SOURCE:
--- begin ---

Just how good is the business software black market?

Very, very lucrative, judging by the forfeitures agreed to by Danny Ferrer, a 37-year-old software piracy Internet operator from Lakeland, Fla.

Ferrer pleaded guilty Friday to one count of conspiracy and one count of criminal copyright infringement for selling pirated software.

According to U.S. Assistant Attorney General Alice Fisher, Ferrer was “one of the largest commercial online distributors of pirated software in the United States.”

He faces up to 10 years in prison and a maximum fine of $500,000.

He also agreed to forfeit three airplanes, a helicopter, six cars, a flight simulator, a high performance boat and an ambulance.

The cars included a 1992 Lamborghini, a 2005 Hummer, a 2002 Chevrolet Corvette, two 2005 Chevrolet Corvettes and a 2005 Lincoln Navigator.

From late 2002 until its shutdown by the FBI on October 19, 2005, Ferrer and his co-conspirators operated the BUYSUSA.com site, which sold deeply discounted copies of software products from companies such as Adobe, Autodesk and Macromedia.

According to the Department of Justice (DoJ), the site sold almost $2.5 million worth of copyrighted software. The DoJ claims the sales resulted in losses of nearly $20 million to the owners of the underlying copyrighted products.

“Online pirates prey on honest businesspeople and cost them millions of dollars a year — a cost partly and inevitably borne by consumers,” U.S. Attorney Chuck Rosenberg said in a statement. “The public should remember that offers that sound too good to be true typically are too good to be true.”

--- end ---

INFORMATION SUPPLIED:
--- begin ---

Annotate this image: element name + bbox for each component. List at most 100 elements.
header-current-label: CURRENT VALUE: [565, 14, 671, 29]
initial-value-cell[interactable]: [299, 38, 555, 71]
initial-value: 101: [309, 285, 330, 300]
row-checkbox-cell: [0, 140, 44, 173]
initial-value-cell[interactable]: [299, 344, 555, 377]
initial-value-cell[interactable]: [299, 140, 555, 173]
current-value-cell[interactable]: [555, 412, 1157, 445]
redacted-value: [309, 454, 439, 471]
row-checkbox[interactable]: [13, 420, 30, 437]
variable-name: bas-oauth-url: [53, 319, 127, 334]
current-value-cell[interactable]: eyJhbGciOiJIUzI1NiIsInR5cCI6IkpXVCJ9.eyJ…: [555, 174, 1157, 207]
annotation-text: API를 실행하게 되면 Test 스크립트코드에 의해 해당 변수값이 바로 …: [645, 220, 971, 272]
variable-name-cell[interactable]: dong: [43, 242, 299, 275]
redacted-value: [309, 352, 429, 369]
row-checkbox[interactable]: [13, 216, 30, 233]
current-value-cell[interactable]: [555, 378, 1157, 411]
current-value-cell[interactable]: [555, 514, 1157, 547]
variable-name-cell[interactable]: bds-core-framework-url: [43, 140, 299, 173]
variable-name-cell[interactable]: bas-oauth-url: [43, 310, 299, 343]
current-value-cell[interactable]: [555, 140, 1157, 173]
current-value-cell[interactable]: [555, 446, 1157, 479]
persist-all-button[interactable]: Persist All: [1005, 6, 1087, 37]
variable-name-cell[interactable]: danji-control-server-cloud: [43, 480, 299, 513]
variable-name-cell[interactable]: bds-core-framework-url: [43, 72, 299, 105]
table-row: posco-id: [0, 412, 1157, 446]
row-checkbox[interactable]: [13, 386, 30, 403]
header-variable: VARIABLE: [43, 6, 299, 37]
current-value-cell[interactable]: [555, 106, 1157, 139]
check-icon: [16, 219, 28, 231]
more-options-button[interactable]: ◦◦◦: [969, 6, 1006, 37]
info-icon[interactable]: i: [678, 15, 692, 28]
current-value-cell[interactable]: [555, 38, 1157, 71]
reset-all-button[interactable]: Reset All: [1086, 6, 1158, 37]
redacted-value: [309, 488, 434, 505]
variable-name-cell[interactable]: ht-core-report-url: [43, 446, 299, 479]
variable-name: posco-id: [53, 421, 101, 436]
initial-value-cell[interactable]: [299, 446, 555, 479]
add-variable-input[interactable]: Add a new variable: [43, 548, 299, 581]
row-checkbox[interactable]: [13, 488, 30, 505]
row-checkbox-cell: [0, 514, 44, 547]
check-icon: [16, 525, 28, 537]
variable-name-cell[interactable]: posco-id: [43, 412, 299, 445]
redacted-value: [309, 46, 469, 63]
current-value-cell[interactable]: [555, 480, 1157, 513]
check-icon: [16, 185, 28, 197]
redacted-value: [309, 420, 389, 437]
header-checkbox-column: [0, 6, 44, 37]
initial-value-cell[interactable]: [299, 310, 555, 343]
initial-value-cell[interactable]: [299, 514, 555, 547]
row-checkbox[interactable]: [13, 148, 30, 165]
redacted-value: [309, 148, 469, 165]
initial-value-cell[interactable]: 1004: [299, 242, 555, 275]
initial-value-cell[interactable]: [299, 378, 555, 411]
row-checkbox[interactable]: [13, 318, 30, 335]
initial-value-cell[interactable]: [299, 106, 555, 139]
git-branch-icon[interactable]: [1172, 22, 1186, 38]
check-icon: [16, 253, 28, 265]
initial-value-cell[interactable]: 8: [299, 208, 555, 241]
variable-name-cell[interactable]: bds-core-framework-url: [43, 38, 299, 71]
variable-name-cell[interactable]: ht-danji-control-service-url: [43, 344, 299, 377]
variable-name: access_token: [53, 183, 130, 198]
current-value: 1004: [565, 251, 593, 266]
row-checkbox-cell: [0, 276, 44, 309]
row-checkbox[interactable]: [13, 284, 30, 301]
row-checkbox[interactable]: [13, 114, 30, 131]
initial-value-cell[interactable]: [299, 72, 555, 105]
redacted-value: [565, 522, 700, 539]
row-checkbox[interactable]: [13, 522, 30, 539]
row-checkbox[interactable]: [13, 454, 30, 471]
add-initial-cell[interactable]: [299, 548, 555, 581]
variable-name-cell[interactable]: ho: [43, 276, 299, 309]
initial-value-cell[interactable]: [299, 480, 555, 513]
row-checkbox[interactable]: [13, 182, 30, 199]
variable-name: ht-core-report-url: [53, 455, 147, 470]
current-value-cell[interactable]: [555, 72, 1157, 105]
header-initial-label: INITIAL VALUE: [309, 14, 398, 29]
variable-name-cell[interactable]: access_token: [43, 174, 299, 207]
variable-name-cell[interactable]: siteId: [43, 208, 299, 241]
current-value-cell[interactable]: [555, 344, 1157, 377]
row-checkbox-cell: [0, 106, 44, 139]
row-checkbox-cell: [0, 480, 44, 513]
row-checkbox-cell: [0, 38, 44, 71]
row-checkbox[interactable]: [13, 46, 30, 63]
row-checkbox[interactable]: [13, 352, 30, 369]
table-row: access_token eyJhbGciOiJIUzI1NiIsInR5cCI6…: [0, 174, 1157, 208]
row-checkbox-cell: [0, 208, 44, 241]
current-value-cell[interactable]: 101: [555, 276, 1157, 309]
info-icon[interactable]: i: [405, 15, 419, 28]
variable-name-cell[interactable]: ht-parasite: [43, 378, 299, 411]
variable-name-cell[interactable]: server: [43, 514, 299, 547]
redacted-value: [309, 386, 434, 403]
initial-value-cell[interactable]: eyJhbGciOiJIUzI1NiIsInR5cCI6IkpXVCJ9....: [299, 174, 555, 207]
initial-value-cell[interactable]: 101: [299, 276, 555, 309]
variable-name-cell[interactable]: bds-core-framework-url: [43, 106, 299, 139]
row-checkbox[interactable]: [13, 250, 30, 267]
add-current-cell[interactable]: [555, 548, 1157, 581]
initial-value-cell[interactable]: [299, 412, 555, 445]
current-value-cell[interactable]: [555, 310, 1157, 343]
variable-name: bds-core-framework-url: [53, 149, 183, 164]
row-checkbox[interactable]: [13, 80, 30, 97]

--- end ---

GOAL A: List every car that the software piracy article names among the property Ferrer agreed to forfeit.
GOAL B:
Answer these questions using the software piracy article:
(i) On what date did the FBI shut down the BUYSUSA.com site?
(ii) What is the maximum fine Ferrer faces?
(iii) How much did the Department of Justice say the sales cost the owners of the copyrighted products?
The listing has no connection to the software piracy article.

FINAL RESULT A:
- 1992 Lamborghini
- 2005 Hummer
- 2002 Chevrolet Corvette
- two 2005 Chevrolet Corvettes
- 2005 Lincoln Navigator

FINAL RESULT B:
(i) October 19, 2005
(ii) $500,000
(iii) Nearly $20 million